**The exercise**
Transcribe only the stretch of lines that opens with the line containing "Read this page and output its text content." and closes with the last line of the listing, skipping pictures.

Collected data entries
=======

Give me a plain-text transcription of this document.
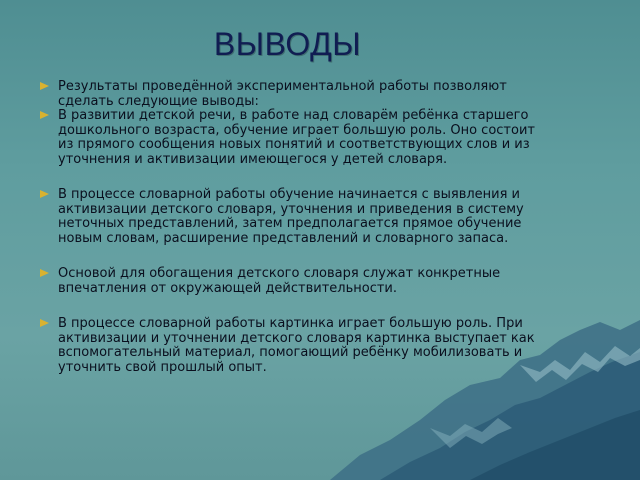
ВЫВОДЫ
Результаты проведённой экспериментальной работы позволяют сделать следующие выводы:
В развитии детской речи, в работе над словарём ребёнка старшего дошкольного возраста, обучение играет большую роль. Оно состоит из прямого сообщения новых понятий и соответствующих слов и из уточнения и активизации имеющегося у детей словаря.
В процессе словарной работы обучение начинается с выявления и активизации детского словаря, уточнения и приведения в систему неточных представлений, затем предполагается прямое обучение новым словам, расширение представлений и словарного запаса.
Основой для обогащения детского словаря служат конкретные впечатления от окружающей действительности.
В процессе словарной работы картинка играет большую роль. При активизации и уточнении детского словаря картинка выступает как вспомогательный материал, помогающий ребёнку мобилизовать и уточнить свой прошлый опыт.
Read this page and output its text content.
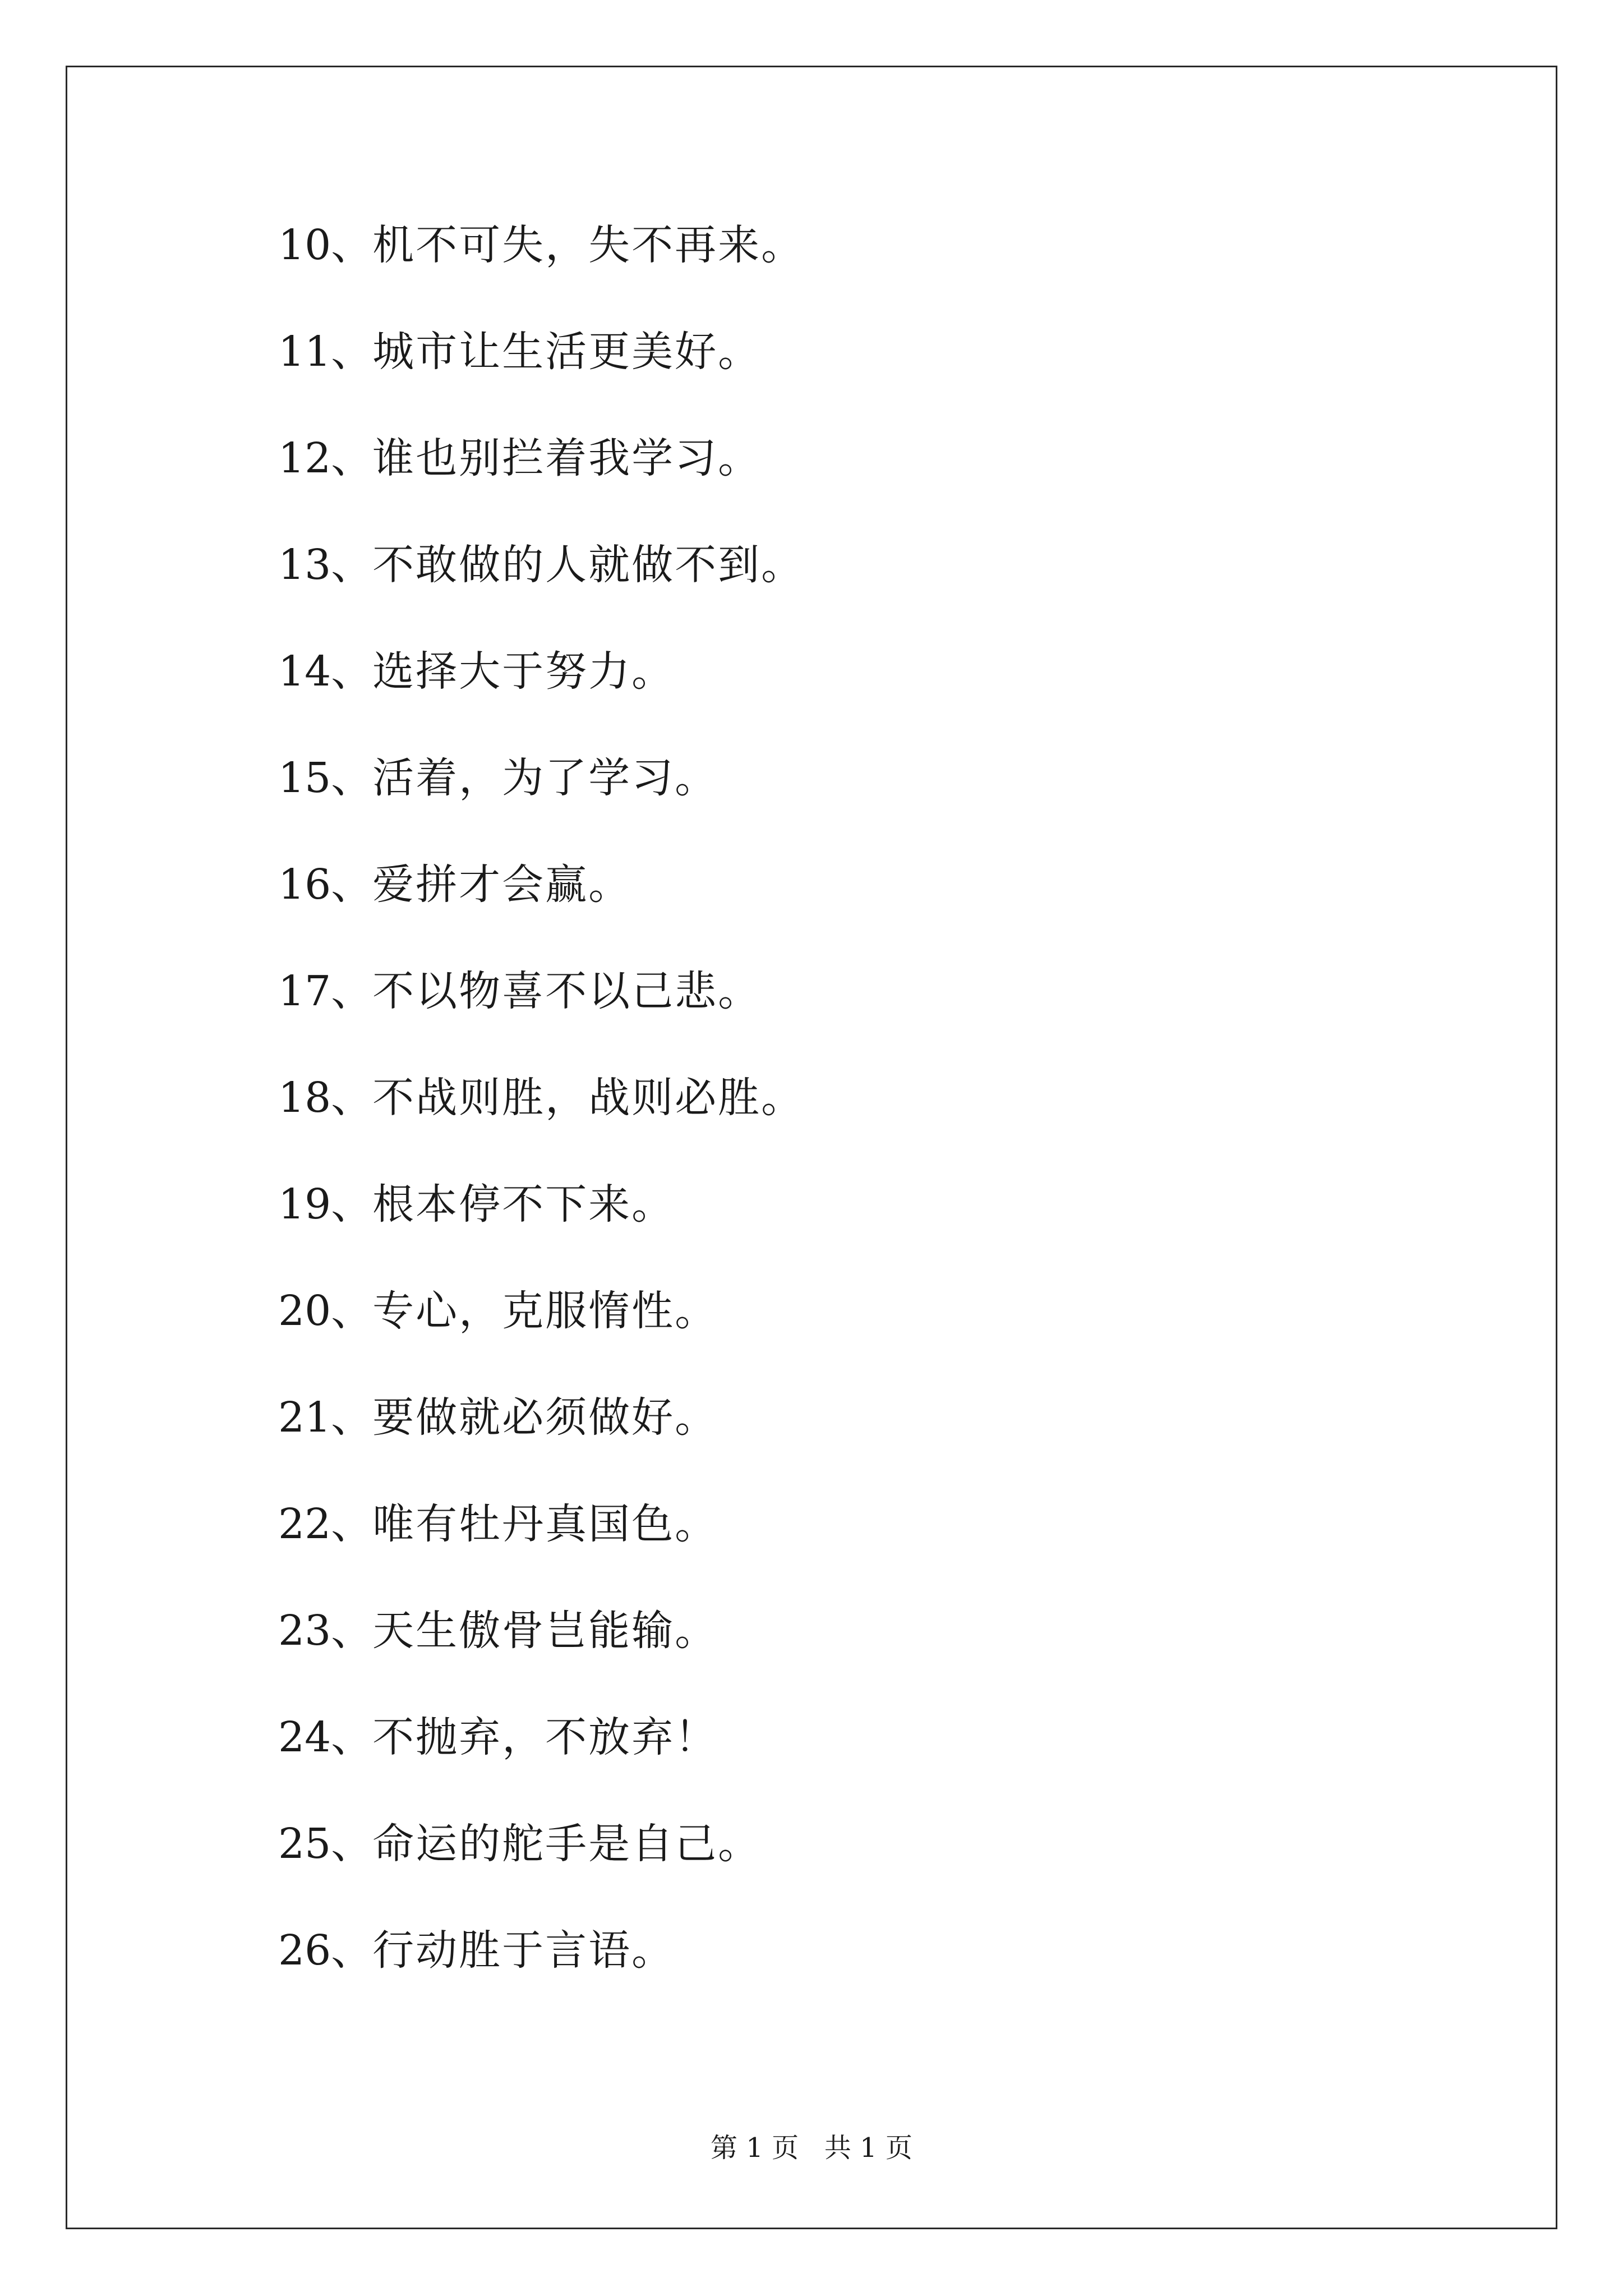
10、机不可失，失不再来。
11、城市让生活更美好。
12、谁也别拦着我学习。
13、不敢做的人就做不到。
14、选择大于努力。
15、活着，为了学习。
16、爱拼才会赢。
17、不以物喜不以己悲。
18、不战则胜，战则必胜。
19、根本停不下来。
20、专心，克服惰性。
21、要做就必须做好。
22、唯有牡丹真国色。
23、天生傲骨岂能输。
24、不抛弃，不放弃！
25、命运的舵手是自己。
26、行动胜于言语。
第 1 页 共 1 页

=======

**Result of this task**
Read this page and output its text content.
10、机不可失，失不再来。
11、城市让生活更美好。
12、谁也别拦着我学习。
13、不敢做的人就做不到。
14、选择大于努力。
15、活着，为了学习。
16、爱拼才会赢。
17、不以物喜不以己悲。
18、不战则胜，战则必胜。
19、根本停不下来。
20、专心，克服惰性。
21、要做就必须做好。
22、唯有牡丹真国色。
23、天生傲骨岂能输。
24、不抛弃，不放弃！
25、命运的舵手是自己。
26、行动胜于言语。
第 1 页 共 1 页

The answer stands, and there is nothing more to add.